→ Your instructions: Give back exactly the lines from the one holding "Convert this screenshot" to the bottom of the material, both included, and nothing more. No pictures.

┌──

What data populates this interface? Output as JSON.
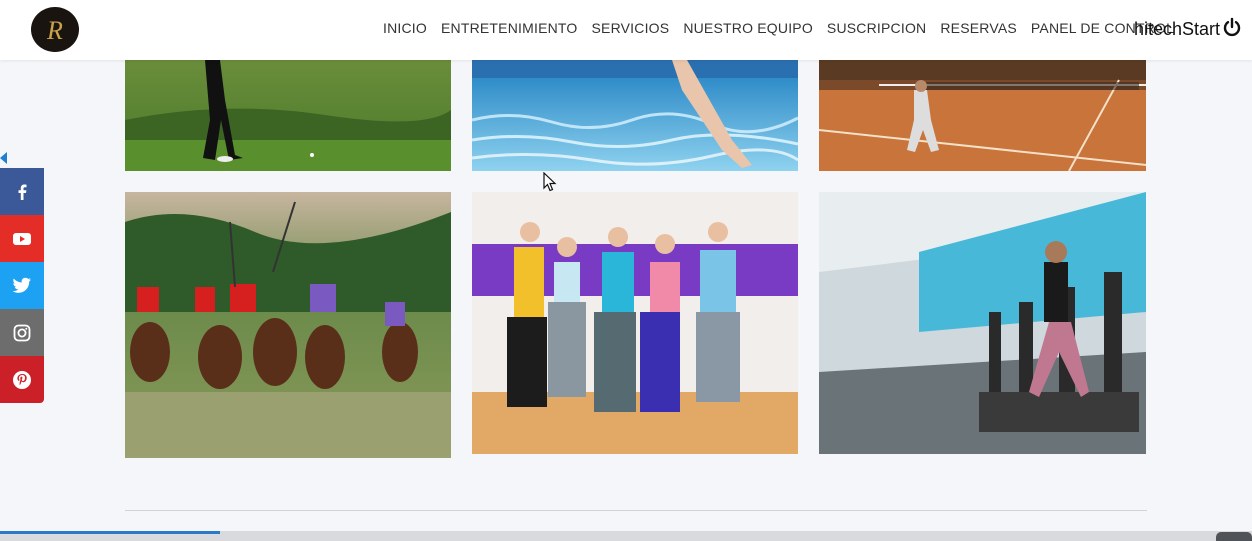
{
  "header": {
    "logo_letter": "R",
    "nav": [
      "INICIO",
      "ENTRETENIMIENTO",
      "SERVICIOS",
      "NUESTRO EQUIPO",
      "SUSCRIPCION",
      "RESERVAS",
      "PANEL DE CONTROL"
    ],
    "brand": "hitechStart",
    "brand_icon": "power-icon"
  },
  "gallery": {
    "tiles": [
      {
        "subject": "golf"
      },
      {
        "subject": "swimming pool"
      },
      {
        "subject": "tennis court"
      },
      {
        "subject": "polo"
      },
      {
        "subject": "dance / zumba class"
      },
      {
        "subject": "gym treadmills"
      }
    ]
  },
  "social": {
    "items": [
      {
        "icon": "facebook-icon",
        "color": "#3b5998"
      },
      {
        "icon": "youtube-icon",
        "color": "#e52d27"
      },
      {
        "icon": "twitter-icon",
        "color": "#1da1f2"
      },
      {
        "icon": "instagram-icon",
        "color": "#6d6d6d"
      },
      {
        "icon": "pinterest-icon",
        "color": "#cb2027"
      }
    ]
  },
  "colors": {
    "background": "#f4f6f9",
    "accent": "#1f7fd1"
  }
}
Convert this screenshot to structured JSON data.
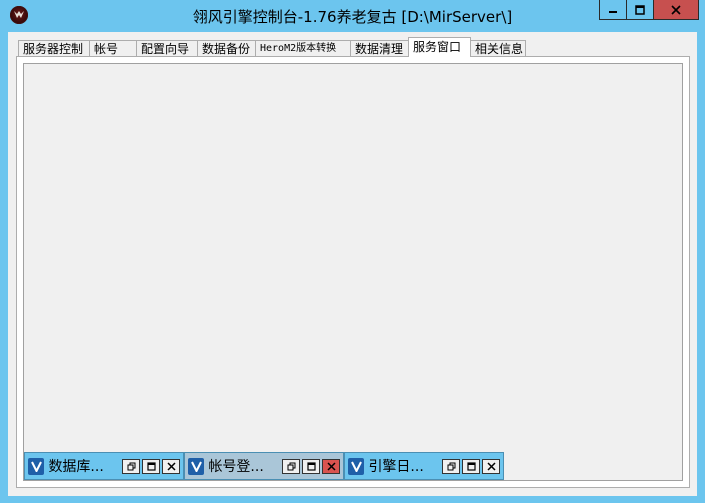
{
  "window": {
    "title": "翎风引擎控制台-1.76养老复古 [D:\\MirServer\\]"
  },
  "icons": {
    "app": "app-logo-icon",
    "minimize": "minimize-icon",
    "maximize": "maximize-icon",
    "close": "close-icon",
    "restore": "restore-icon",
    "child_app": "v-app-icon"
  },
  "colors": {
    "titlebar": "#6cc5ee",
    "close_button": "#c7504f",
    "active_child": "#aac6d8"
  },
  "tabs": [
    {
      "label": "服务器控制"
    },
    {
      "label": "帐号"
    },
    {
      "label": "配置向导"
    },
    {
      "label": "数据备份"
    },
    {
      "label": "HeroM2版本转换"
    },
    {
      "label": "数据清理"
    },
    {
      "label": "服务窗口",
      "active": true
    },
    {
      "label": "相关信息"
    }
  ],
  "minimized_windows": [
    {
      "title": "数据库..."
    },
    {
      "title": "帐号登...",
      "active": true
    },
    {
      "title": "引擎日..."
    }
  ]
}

└──

→ Complete response:
Convert this screenshot to structured JSON data.
{
  "window": {
    "title": "翎风引擎控制台-1.76养老复古 [D:\\MirServer\\]"
  },
  "icons": {
    "app": "app-logo-icon",
    "minimize": "minimize-icon",
    "maximize": "maximize-icon",
    "close": "close-icon",
    "restore": "restore-icon",
    "child_app": "v-app-icon"
  },
  "colors": {
    "titlebar": "#6cc5ee",
    "close_button": "#c7504f",
    "active_child": "#aac6d8"
  },
  "tabs": [
    {
      "label": "服务器控制"
    },
    {
      "label": "帐号"
    },
    {
      "label": "配置向导"
    },
    {
      "label": "数据备份"
    },
    {
      "label": "HeroM2版本转换"
    },
    {
      "label": "数据清理"
    },
    {
      "label": "服务窗口",
      "active": true
    },
    {
      "label": "相关信息"
    }
  ],
  "minimized_windows": [
    {
      "title": "数据库..."
    },
    {
      "title": "帐号登...",
      "active": true
    },
    {
      "title": "引擎日..."
    }
  ]
}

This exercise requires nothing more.